Repeat each record exactly. Any picture gets left out.

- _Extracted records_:
= = =

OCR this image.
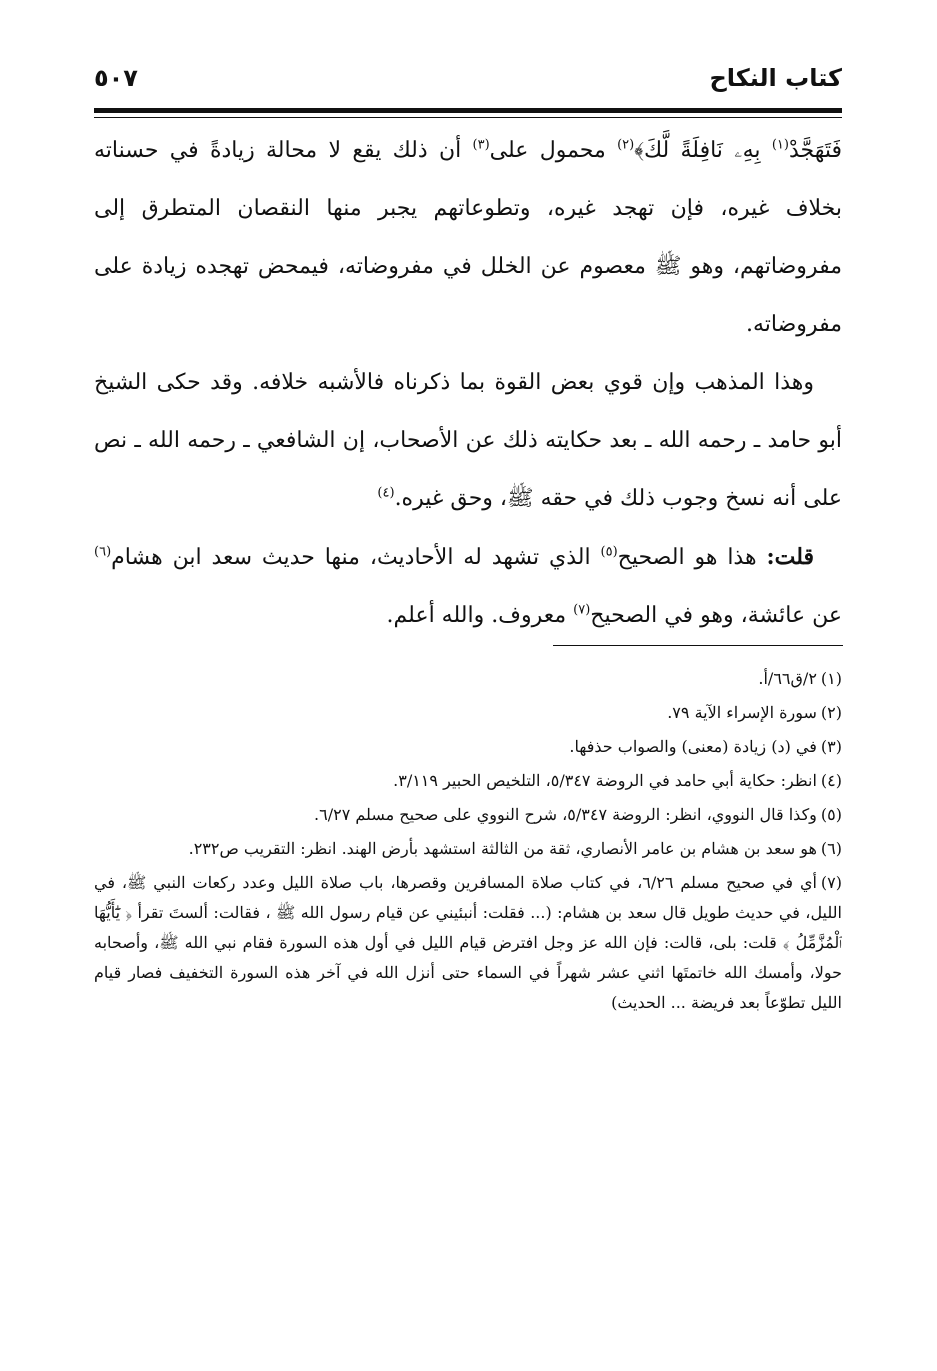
كتاب النكاح
٥٠٧

فَتَهَجَّدْ$^{(١)}$ بِهِۦ نَافِلَةً لَّكَ﴾$^{(٢)}$ محمول على$^{(٣)}$ أن ذلك يقع لا محالة زيادةً في حسناته بخلاف غيره، فإن تهجد غيره، وتطوعاتهم يجبر منها النقصان المتطرق إلى مفروضاتهم، وهو ﷺ معصوم عن الخلل في مفروضاته، فيمحض تهجده زيادة على مفروضاته.

وهذا المذهب وإن قوي بعض القوة بما ذكرناه فالأشبه خلافه. وقد حكى الشيخ أبو حامد ـ رحمه الله ـ بعد حكايته ذلك عن الأصحاب، إن الشافعي ـ رحمه الله ـ نص على أنه نسخ وجوب ذلك في حقه ﷺ، وحق غيره.$^{(٤)}$

قلت: هذا هو الصحيح$^{(٥)}$ الذي تشهد له الأحاديث، منها حديث سعد ابن هشام$^{(٦)}$ عن عائشة، وهو في الصحيح$^{(٧)}$ معروف. والله أعلم.

(١)٢/ق٦٦/أ.

(٢)سورة الإسراء الآية ٧٩.

(٣)في (د) زيادة (معنى) والصواب حذفها.

(٤)انظر: حكاية أبي حامد في الروضة ٥/٣٤٧، التلخيص الحبير ٣/١١٩.

(٥)وكذا قال النووي، انظر: الروضة ٥/٣٤٧، شرح النووي على صحيح مسلم ٦/٢٧.

(٦)هو سعد بن هشام بن عامر الأنصاري، ثقة من الثالثة استشهد بأرض الهند. انظر: التقريب ص٢٣٢.

(٧)أي في صحيح مسلم ٦/٢٦، في كتاب صلاة المسافرين وقصرها، باب صلاة الليل وعدد ركعات النبي ﷺ، في الليل، في حديث طويل قال سعد بن هشام: (... فقلت: أنبئيني عن قيام رسول الله ﷺ ، فقالت: ألستَ تقرأ ﴿ يَٰٓأَيُّهَا ٱلْمُزَّمِّلُ ﴾ قلت: بلى، قالت: فإن الله عز وجل افترض قيام الليل في أول هذه السورة فقام نبي الله ﷺ، وأصحابه حولا، وأمسك الله خاتمتَها اثني عشر شهراً في السماء حتى أنزل الله في آخر هذه السورة التخفيف فصار قيام الليل تطوّعاً بعد فريضة ... الحديث)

= = =

- _The solution_:
OCR this image.
كتاب النكاح
٥٠٧

فَتَهَجَّدْ$^{(١)}$ بِهِۦ نَافِلَةً لَّكَ﴾$^{(٢)}$ محمول على$^{(٣)}$ أن ذلك يقع لا محالة زيادةً في حسناته بخلاف غيره، فإن تهجد غيره، وتطوعاتهم يجبر منها النقصان المتطرق إلى مفروضاتهم، وهو ﷺ معصوم عن الخلل في مفروضاته، فيمحض تهجده زيادة على مفروضاته.

وهذا المذهب وإن قوي بعض القوة بما ذكرناه فالأشبه خلافه. وقد حكى الشيخ أبو حامد ـ رحمه الله ـ بعد حكايته ذلك عن الأصحاب، إن الشافعي ـ رحمه الله ـ نص على أنه نسخ وجوب ذلك في حقه ﷺ، وحق غيره.$^{(٤)}$

قلت: هذا هو الصحيح$^{(٥)}$ الذي تشهد له الأحاديث، منها حديث سعد ابن هشام$^{(٦)}$ عن عائشة، وهو في الصحيح$^{(٧)}$ معروف. والله أعلم.

(١)٢/ق٦٦/أ.

(٢)سورة الإسراء الآية ٧٩.

(٣)في (د) زيادة (معنى) والصواب حذفها.

(٤)انظر: حكاية أبي حامد في الروضة ٥/٣٤٧، التلخيص الحبير ٣/١١٩.

(٥)وكذا قال النووي، انظر: الروضة ٥/٣٤٧، شرح النووي على صحيح مسلم ٦/٢٧.

(٦)هو سعد بن هشام بن عامر الأنصاري، ثقة من الثالثة استشهد بأرض الهند. انظر: التقريب ص٢٣٢.

(٧)أي في صحيح مسلم ٦/٢٦، في كتاب صلاة المسافرين وقصرها، باب صلاة الليل وعدد ركعات النبي ﷺ، في الليل، في حديث طويل قال سعد بن هشام: (... فقلت: أنبئيني عن قيام رسول الله ﷺ ، فقالت: ألستَ تقرأ ﴿ يَٰٓأَيُّهَا ٱلْمُزَّمِّلُ ﴾ قلت: بلى، قالت: فإن الله عز وجل افترض قيام الليل في أول هذه السورة فقام نبي الله ﷺ، وأصحابه حولا، وأمسك الله خاتمتَها اثني عشر شهراً في السماء حتى أنزل الله في آخر هذه السورة التخفيف فصار قيام الليل تطوّعاً بعد فريضة ... الحديث)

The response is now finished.